## The task
Print every entry word for word, but omit the pictures.

## Data provided
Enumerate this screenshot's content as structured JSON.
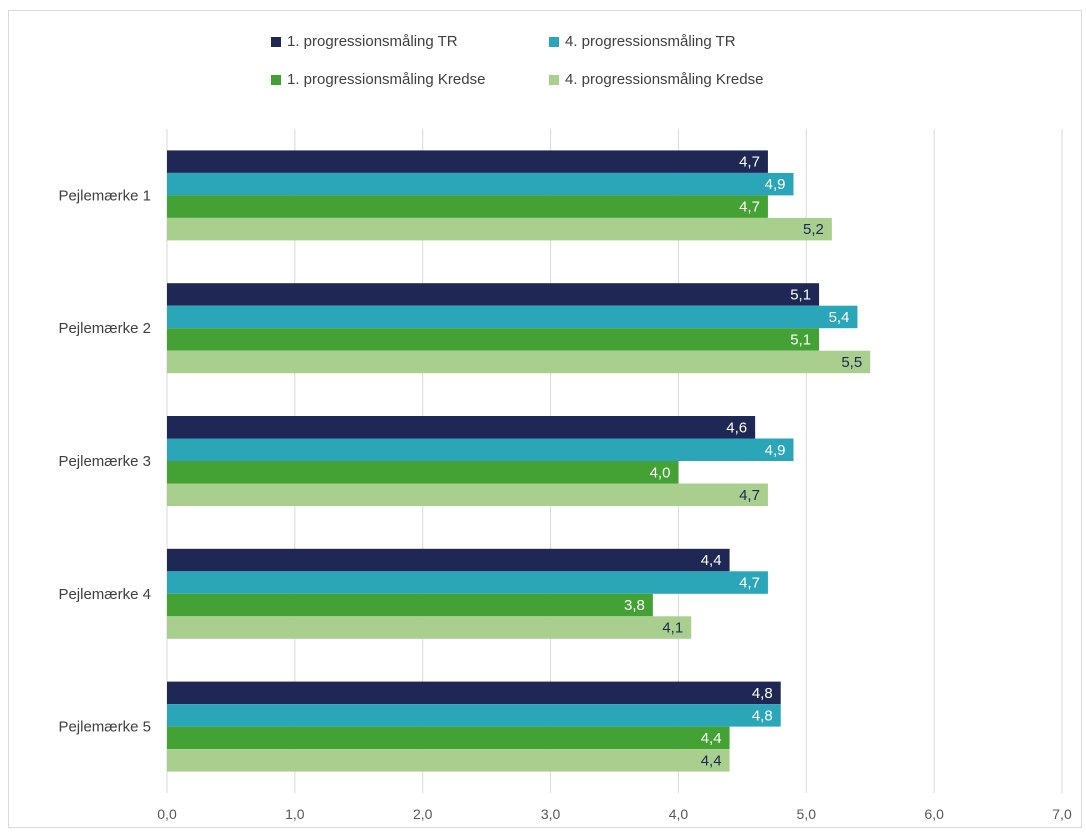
{
  "chart_data": {
    "type": "bar",
    "orientation": "horizontal",
    "categories": [
      "Pejlemærke 1",
      "Pejlemærke 2",
      "Pejlemærke 3",
      "Pejlemærke 4",
      "Pejlemærke 5"
    ],
    "series": [
      {
        "name": "1. progressionsmåling TR",
        "color": "#1f2754",
        "label_color": "#ffffff",
        "values": [
          4.7,
          5.1,
          4.6,
          4.4,
          4.8
        ],
        "labels": [
          "4,7",
          "5,1",
          "4,6",
          "4,4",
          "4,8"
        ]
      },
      {
        "name": "4. progressionsmåling TR",
        "color": "#2ba6b8",
        "label_color": "#ffffff",
        "values": [
          4.9,
          5.4,
          4.9,
          4.7,
          4.8
        ],
        "labels": [
          "4,9",
          "5,4",
          "4,9",
          "4,7",
          "4,8"
        ]
      },
      {
        "name": "1. progressionsmåling Kredse",
        "color": "#44a234",
        "label_color": "#ffffff",
        "values": [
          4.7,
          5.1,
          4.0,
          3.8,
          4.4
        ],
        "labels": [
          "4,7",
          "5,1",
          "4,0",
          "3,8",
          "4,4"
        ]
      },
      {
        "name": "4. progressionsmåling Kredse",
        "color": "#a9cf8f",
        "label_color": "#1f2754",
        "values": [
          5.2,
          5.5,
          4.7,
          4.1,
          4.4
        ],
        "labels": [
          "5,2",
          "5,5",
          "4,7",
          "4,1",
          "4,4"
        ]
      }
    ],
    "xlim": [
      0,
      7
    ],
    "x_ticks": [
      0,
      1,
      2,
      3,
      4,
      5,
      6,
      7
    ],
    "x_tick_labels": [
      "0,0",
      "1,0",
      "2,0",
      "3,0",
      "4,0",
      "5,0",
      "6,0",
      "7,0"
    ],
    "grid": "vertical",
    "legend": "top",
    "title": "",
    "xlabel": "",
    "ylabel": ""
  }
}
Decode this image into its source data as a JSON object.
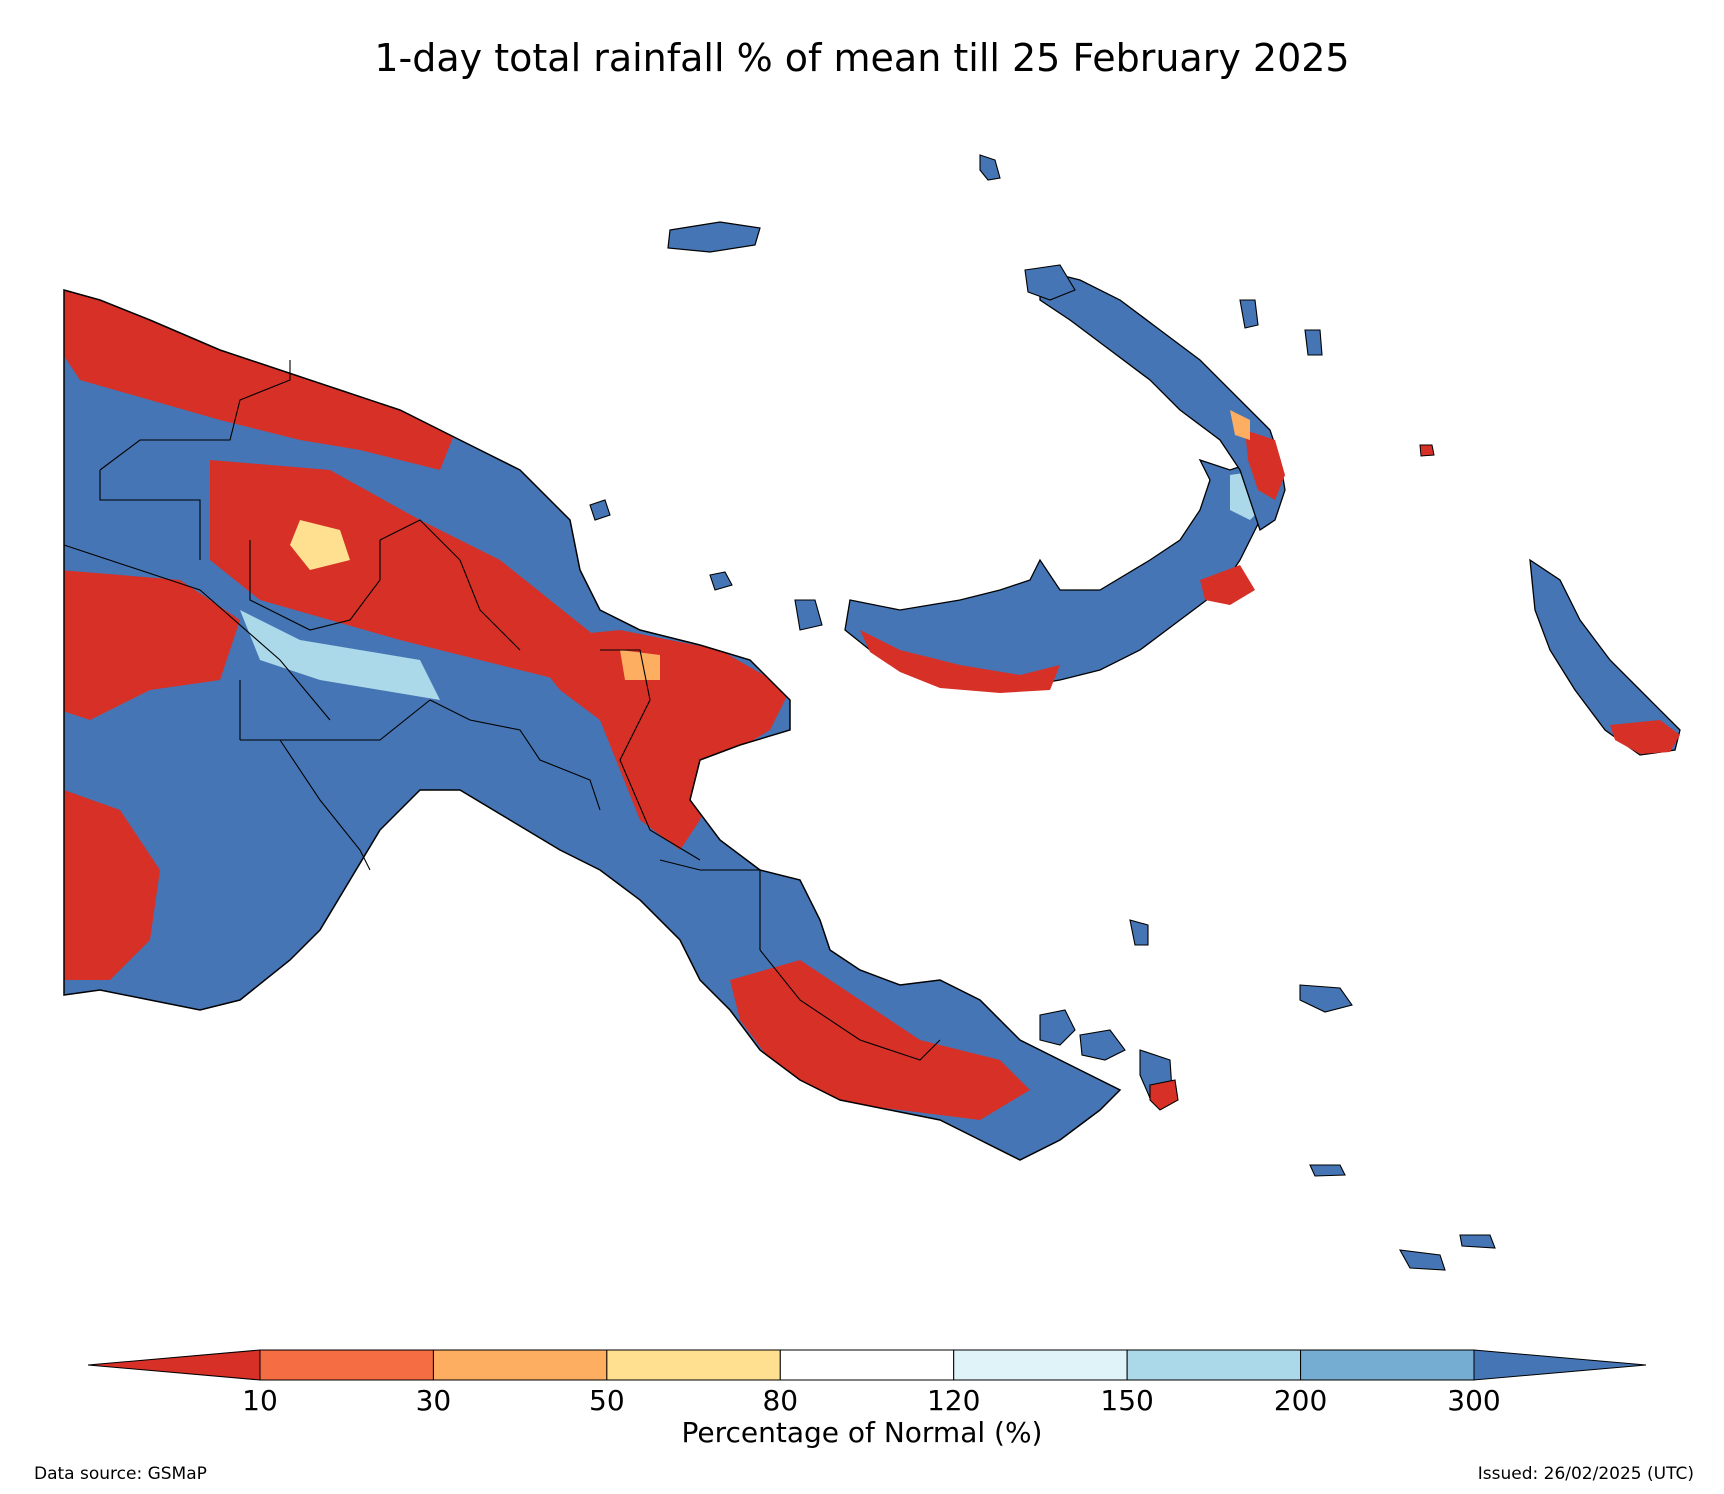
{
  "title": "1-day total rainfall % of mean till 25 February 2025",
  "colorbar": {
    "label": "Percentage of Normal (%)",
    "ticks": [
      "10",
      "30",
      "50",
      "80",
      "120",
      "150",
      "200",
      "300"
    ],
    "colors": {
      "below_10": "#d73027",
      "10_30": "#f46d43",
      "30_50": "#fdae61",
      "50_80": "#fee090",
      "80_120": "#ffffff",
      "120_150": "#e0f3f8",
      "150_200": "#abd9e9",
      "200_300": "#74add1",
      "above_300": "#4575b4"
    }
  },
  "footer": {
    "source": "Data source: GSMaP",
    "issued": "Issued: 26/02/2025 (UTC)"
  }
}
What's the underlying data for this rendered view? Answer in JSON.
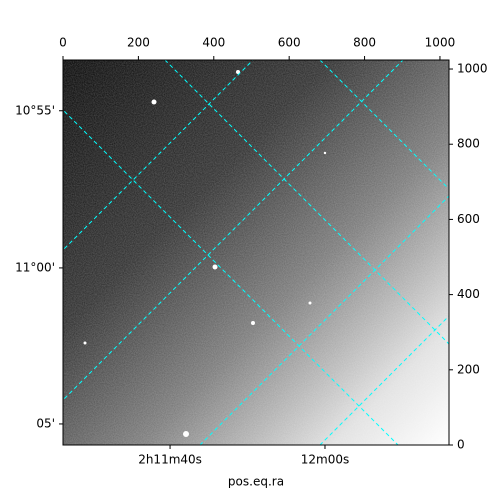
{
  "chart_data": {
    "type": "image",
    "xlabel": "pos.eq.ra",
    "xlim": [
      0,
      1024
    ],
    "ylim": [
      0,
      1024
    ],
    "xticks": [
      0,
      200,
      400,
      600,
      800,
      1000
    ],
    "yticks": [
      0,
      200,
      400,
      600,
      800,
      1000
    ],
    "ra_ticks": [
      {
        "value": 284,
        "label": "2h11m40s"
      },
      {
        "value": 695,
        "label": "12m00s"
      }
    ],
    "dec_ticks": [
      {
        "value": 889,
        "label": "10°55'"
      },
      {
        "value": 471,
        "label": "11°00'"
      },
      {
        "value": 56,
        "label": "05'"
      }
    ],
    "grid_color": "#00ffff"
  }
}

## Exercise result
Enumerate this screenshot's content as structured JSON.
{
  "chart_data": {
    "type": "bar",
    "orientation": "horizontal",
    "categories": [
      "Pejlemærke 1",
      "Pejlemærke 2",
      "Pejlemærke 3",
      "Pejlemærke 4",
      "Pejlemærke 5"
    ],
    "series": [
      {
        "name": "1. progressionsmåling TR",
        "color": "#1f2754",
        "label_color": "#ffffff",
        "values": [
          4.7,
          5.1,
          4.6,
          4.4,
          4.8
        ],
        "labels": [
          "4,7",
          "5,1",
          "4,6",
          "4,4",
          "4,8"
        ]
      },
      {
        "name": "4. progressionsmåling TR",
        "color": "#2ba6b8",
        "label_color": "#ffffff",
        "values": [
          4.9,
          5.4,
          4.9,
          4.7,
          4.8
        ],
        "labels": [
          "4,9",
          "5,4",
          "4,9",
          "4,7",
          "4,8"
        ]
      },
      {
        "name": "1. progressionsmåling Kredse",
        "color": "#44a234",
        "label_color": "#ffffff",
        "values": [
          4.7,
          5.1,
          4.0,
          3.8,
          4.4
        ],
        "labels": [
          "4,7",
          "5,1",
          "4,0",
          "3,8",
          "4,4"
        ]
      },
      {
        "name": "4. progressionsmåling Kredse",
        "color": "#a9cf8f",
        "label_color": "#1f2754",
        "values": [
          5.2,
          5.5,
          4.7,
          4.1,
          4.4
        ],
        "labels": [
          "5,2",
          "5,5",
          "4,7",
          "4,1",
          "4,4"
        ]
      }
    ],
    "xlim": [
      0,
      7
    ],
    "x_ticks": [
      0,
      1,
      2,
      3,
      4,
      5,
      6,
      7
    ],
    "x_tick_labels": [
      "0,0",
      "1,0",
      "2,0",
      "3,0",
      "4,0",
      "5,0",
      "6,0",
      "7,0"
    ],
    "grid": "vertical",
    "legend": "top",
    "title": "",
    "xlabel": "",
    "ylabel": ""
  }
}
Decode this image into its source data as a JSON object.
{
  "title": "1-day total rainfall % of mean till 25 February 2025",
  "colorbar": {
    "label": "Percentage of Normal (%)",
    "ticks": [
      "10",
      "30",
      "50",
      "80",
      "120",
      "150",
      "200",
      "300"
    ],
    "colors": {
      "below_10": "#d73027",
      "10_30": "#f46d43",
      "30_50": "#fdae61",
      "50_80": "#fee090",
      "80_120": "#ffffff",
      "120_150": "#e0f3f8",
      "150_200": "#abd9e9",
      "200_300": "#74add1",
      "above_300": "#4575b4"
    }
  },
  "footer": {
    "source": "Data source: GSMaP",
    "issued": "Issued: 26/02/2025 (UTC)"
  }
}
What's the underlying data for this rendered view? Answer in JSON.
{
  "chart_data": {
    "type": "image",
    "xlabel": "pos.eq.ra",
    "xlim": [
      0,
      1024
    ],
    "ylim": [
      0,
      1024
    ],
    "xticks": [
      0,
      200,
      400,
      600,
      800,
      1000
    ],
    "yticks": [
      0,
      200,
      400,
      600,
      800,
      1000
    ],
    "ra_ticks": [
      {
        "value": 284,
        "label": "2h11m40s"
      },
      {
        "value": 695,
        "label": "12m00s"
      }
    ],
    "dec_ticks": [
      {
        "value": 889,
        "label": "10°55'"
      },
      {
        "value": 471,
        "label": "11°00'"
      },
      {
        "value": 56,
        "label": "05'"
      }
    ],
    "grid_color": "#00ffff"
  }
}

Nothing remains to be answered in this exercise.